Gather all lines in the data that hold the string "mediante".

------------------------------------------------------------------------

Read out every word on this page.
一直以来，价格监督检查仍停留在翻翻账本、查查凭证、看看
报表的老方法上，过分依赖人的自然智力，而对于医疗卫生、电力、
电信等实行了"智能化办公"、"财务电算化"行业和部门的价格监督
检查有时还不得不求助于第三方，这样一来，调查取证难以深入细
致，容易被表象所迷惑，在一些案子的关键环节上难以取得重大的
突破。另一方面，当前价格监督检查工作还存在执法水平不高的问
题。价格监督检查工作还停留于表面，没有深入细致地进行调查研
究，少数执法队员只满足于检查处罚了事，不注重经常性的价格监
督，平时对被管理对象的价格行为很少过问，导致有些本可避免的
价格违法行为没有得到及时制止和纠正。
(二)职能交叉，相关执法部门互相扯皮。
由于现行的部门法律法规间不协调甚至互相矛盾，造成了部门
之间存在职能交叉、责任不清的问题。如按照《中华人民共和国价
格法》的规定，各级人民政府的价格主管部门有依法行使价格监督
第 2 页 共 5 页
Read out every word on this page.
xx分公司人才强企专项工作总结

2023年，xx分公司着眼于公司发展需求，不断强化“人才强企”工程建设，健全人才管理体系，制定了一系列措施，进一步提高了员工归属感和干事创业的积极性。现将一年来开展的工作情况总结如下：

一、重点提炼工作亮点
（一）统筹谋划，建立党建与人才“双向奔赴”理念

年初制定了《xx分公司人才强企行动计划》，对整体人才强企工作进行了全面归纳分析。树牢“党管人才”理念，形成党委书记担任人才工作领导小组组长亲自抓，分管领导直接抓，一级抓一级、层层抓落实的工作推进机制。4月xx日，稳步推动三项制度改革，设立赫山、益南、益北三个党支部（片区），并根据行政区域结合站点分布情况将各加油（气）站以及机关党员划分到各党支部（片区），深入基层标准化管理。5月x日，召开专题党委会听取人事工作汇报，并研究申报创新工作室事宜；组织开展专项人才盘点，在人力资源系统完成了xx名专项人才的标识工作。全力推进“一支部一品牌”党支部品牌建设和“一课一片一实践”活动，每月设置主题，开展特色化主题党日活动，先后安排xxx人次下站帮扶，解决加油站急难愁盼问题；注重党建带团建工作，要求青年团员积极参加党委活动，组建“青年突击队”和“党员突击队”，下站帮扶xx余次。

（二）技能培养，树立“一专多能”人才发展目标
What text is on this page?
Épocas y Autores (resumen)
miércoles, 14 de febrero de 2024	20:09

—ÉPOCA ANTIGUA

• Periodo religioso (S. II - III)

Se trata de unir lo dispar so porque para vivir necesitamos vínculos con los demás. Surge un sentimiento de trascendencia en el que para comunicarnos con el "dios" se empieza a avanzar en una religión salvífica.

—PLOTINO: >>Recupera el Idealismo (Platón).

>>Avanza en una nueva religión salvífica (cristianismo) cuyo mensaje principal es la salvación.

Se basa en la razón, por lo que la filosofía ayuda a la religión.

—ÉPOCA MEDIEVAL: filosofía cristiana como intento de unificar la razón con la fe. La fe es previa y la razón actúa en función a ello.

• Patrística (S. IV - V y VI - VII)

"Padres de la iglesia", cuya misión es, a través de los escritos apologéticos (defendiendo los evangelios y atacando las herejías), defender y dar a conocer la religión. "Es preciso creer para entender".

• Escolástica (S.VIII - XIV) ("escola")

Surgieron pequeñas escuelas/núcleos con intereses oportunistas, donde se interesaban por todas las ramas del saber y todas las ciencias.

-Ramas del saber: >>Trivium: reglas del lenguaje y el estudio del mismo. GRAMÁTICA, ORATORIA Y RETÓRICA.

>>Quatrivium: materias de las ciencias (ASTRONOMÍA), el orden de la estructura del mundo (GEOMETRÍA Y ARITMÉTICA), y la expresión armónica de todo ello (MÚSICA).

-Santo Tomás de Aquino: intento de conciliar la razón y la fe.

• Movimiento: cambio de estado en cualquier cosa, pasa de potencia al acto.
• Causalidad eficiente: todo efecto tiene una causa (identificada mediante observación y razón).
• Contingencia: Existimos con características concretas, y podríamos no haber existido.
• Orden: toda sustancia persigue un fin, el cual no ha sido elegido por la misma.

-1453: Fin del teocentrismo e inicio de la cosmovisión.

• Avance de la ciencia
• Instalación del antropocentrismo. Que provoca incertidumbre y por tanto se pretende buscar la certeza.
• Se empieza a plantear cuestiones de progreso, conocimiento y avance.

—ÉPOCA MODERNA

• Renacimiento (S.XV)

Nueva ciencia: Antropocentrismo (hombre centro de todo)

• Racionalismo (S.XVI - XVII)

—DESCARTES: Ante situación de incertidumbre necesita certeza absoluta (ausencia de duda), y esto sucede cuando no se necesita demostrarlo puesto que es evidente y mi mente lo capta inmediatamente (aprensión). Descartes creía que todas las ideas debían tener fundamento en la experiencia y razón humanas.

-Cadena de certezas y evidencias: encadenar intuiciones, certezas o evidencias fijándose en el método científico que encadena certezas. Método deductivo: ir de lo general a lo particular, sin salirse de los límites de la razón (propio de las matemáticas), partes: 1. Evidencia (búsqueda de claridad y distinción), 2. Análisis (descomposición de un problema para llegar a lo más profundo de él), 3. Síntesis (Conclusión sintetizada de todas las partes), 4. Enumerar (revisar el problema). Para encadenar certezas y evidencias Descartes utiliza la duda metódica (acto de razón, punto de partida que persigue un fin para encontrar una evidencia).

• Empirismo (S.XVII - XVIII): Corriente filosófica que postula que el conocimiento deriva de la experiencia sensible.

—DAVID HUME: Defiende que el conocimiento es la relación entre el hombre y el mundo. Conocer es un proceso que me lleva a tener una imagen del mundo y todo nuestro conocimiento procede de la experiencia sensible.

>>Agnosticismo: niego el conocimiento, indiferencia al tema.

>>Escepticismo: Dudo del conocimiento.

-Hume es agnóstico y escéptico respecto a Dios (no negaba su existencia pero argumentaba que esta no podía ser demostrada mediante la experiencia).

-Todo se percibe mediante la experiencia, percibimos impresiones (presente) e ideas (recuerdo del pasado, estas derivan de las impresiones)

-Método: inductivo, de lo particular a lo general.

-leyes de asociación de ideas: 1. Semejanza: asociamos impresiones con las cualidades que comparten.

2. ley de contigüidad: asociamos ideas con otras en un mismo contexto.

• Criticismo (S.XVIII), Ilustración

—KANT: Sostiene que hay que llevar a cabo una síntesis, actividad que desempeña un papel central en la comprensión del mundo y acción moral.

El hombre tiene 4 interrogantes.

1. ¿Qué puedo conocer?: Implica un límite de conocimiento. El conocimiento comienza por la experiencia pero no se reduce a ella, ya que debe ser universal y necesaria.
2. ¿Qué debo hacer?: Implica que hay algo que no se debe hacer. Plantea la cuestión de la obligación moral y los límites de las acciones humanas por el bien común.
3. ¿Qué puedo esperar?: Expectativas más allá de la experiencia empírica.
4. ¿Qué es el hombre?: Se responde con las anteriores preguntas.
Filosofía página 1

------------------------------------------------------------------------

(Solution for this problem)
• Causalidad eficiente: todo efecto tiene una causa (identificada mediante observación y razón).
-Hume es agnóstico y escéptico respecto a Dios (no negaba su existencia pero argumentaba que esta no podía ser demostrada mediante la experiencia).
-Todo se percibe mediante la experiencia, percibimos impresiones (presente) e ideas (recuerdo del pasado, estas derivan de las impresiones)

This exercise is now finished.